Compito da svolgere:
Puoi ricopiare parola per parola l'elenco che segue, dall'inizio fino alla riga che contiene "taskbar-recycle[interactable]: [368, 731, 414, 767]", compresa?

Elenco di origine
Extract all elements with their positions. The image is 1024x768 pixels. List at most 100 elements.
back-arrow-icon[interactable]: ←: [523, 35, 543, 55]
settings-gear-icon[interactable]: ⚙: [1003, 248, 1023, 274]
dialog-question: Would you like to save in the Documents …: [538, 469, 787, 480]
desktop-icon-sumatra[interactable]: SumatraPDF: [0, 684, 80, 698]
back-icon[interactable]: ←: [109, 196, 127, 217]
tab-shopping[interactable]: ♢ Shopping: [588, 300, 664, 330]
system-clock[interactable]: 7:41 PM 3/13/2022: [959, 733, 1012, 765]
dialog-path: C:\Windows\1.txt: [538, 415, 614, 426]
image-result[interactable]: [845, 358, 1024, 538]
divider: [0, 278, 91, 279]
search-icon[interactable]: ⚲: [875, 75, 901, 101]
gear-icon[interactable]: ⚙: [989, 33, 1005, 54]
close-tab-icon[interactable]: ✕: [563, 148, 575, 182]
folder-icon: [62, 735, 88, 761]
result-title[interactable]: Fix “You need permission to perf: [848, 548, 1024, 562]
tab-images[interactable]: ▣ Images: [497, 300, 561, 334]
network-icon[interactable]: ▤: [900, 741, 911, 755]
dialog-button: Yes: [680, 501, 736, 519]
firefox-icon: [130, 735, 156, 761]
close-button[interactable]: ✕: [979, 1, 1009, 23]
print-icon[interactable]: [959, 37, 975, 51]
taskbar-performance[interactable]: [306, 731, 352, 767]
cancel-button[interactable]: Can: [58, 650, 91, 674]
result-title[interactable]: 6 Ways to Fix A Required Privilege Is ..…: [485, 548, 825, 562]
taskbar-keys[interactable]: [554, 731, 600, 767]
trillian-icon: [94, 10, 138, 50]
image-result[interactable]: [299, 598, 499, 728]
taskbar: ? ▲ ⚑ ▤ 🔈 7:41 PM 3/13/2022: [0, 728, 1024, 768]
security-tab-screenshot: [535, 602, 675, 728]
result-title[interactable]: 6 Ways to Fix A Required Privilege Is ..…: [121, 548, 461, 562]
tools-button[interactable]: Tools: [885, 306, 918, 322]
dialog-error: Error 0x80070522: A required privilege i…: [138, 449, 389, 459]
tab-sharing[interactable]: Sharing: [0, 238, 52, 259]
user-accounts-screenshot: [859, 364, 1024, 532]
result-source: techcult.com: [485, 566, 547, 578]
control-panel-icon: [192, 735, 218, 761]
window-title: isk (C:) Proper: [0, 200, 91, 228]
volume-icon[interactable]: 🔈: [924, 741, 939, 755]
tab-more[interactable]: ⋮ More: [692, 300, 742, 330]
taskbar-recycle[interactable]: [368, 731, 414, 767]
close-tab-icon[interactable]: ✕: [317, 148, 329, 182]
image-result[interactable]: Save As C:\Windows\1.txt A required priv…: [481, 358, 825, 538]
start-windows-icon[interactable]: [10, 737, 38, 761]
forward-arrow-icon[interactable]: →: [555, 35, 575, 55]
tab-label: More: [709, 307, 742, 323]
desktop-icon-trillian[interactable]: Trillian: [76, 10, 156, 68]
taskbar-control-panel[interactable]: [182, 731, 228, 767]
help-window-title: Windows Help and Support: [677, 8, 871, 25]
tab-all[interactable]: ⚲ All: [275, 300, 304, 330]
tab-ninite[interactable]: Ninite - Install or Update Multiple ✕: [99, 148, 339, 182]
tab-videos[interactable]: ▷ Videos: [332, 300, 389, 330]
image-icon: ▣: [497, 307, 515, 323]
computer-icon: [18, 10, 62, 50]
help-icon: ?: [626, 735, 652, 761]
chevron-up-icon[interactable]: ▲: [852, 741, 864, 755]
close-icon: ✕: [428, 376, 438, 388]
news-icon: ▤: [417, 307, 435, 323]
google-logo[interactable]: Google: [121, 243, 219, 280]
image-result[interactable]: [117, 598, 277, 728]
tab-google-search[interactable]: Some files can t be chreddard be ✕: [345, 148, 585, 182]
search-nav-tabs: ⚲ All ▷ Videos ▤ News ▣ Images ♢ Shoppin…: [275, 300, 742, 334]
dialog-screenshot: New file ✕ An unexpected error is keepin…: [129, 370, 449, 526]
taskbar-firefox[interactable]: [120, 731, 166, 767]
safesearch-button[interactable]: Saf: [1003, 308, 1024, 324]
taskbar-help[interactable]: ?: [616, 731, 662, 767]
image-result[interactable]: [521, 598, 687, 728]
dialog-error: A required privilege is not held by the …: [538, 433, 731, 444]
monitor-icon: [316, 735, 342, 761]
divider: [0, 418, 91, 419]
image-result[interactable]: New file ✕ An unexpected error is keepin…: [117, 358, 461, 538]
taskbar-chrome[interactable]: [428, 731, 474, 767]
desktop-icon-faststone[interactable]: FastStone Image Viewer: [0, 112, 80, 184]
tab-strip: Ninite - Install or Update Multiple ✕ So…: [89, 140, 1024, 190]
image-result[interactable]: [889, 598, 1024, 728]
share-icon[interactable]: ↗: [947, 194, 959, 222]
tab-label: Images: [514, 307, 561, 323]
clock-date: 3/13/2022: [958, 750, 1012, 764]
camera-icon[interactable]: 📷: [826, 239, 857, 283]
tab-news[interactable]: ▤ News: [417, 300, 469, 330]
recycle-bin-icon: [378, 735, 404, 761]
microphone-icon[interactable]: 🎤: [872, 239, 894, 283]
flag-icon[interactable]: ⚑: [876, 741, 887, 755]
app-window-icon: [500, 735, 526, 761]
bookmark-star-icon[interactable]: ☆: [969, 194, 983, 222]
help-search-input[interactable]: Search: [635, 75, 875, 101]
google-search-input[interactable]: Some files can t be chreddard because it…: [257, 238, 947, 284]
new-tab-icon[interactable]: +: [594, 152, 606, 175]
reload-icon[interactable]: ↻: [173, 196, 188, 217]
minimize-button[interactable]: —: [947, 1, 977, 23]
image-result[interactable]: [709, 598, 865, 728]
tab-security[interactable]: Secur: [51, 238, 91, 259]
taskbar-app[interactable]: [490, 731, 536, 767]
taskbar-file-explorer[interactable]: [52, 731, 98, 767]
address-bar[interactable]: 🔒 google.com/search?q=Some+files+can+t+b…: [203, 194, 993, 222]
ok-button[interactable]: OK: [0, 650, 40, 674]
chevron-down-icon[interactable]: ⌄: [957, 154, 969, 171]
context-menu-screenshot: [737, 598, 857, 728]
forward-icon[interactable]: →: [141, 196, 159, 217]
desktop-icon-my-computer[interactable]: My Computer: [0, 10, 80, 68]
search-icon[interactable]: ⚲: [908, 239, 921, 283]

Risposta scritta:
Extract all elements with their positions. The image is 1024x768 pixels. List at most 100 elements.
back-arrow-icon[interactable]: ←: [523, 35, 543, 55]
settings-gear-icon[interactable]: ⚙: [1003, 248, 1023, 274]
dialog-question: Would you like to save in the Documents …: [538, 469, 787, 480]
desktop-icon-sumatra[interactable]: SumatraPDF: [0, 684, 80, 698]
back-icon[interactable]: ←: [109, 196, 127, 217]
tab-shopping[interactable]: ♢ Shopping: [588, 300, 664, 330]
system-clock[interactable]: 7:41 PM 3/13/2022: [959, 733, 1012, 765]
dialog-path: C:\Windows\1.txt: [538, 415, 614, 426]
image-result[interactable]: [845, 358, 1024, 538]
divider: [0, 278, 91, 279]
search-icon[interactable]: ⚲: [875, 75, 901, 101]
gear-icon[interactable]: ⚙: [989, 33, 1005, 54]
close-tab-icon[interactable]: ✕: [563, 148, 575, 182]
folder-icon: [62, 735, 88, 761]
result-title[interactable]: Fix “You need permission to perf: [848, 548, 1024, 562]
tab-images[interactable]: ▣ Images: [497, 300, 561, 334]
network-icon[interactable]: ▤: [900, 741, 911, 755]
dialog-button: Yes: [680, 501, 736, 519]
firefox-icon: [130, 735, 156, 761]
close-button[interactable]: ✕: [979, 1, 1009, 23]
print-icon[interactable]: [959, 37, 975, 51]
taskbar-performance[interactable]: [306, 731, 352, 767]
cancel-button[interactable]: Can: [58, 650, 91, 674]
result-title[interactable]: 6 Ways to Fix A Required Privilege Is ..…: [485, 548, 825, 562]
taskbar-keys[interactable]: [554, 731, 600, 767]
trillian-icon: [94, 10, 138, 50]
image-result[interactable]: [299, 598, 499, 728]
taskbar: ? ▲ ⚑ ▤ 🔈 7:41 PM 3/13/2022: [0, 728, 1024, 768]
security-tab-screenshot: [535, 602, 675, 728]
result-title[interactable]: 6 Ways to Fix A Required Privilege Is ..…: [121, 548, 461, 562]
tools-button[interactable]: Tools: [885, 306, 918, 322]
dialog-error: Error 0x80070522: A required privilege i…: [138, 449, 389, 459]
tab-sharing[interactable]: Sharing: [0, 238, 52, 259]
user-accounts-screenshot: [859, 364, 1024, 532]
result-source: techcult.com: [485, 566, 547, 578]
control-panel-icon: [192, 735, 218, 761]
window-title: isk (C:) Proper: [0, 200, 91, 228]
volume-icon[interactable]: 🔈: [924, 741, 939, 755]
tab-more[interactable]: ⋮ More: [692, 300, 742, 330]
taskbar-recycle[interactable]: [368, 731, 414, 767]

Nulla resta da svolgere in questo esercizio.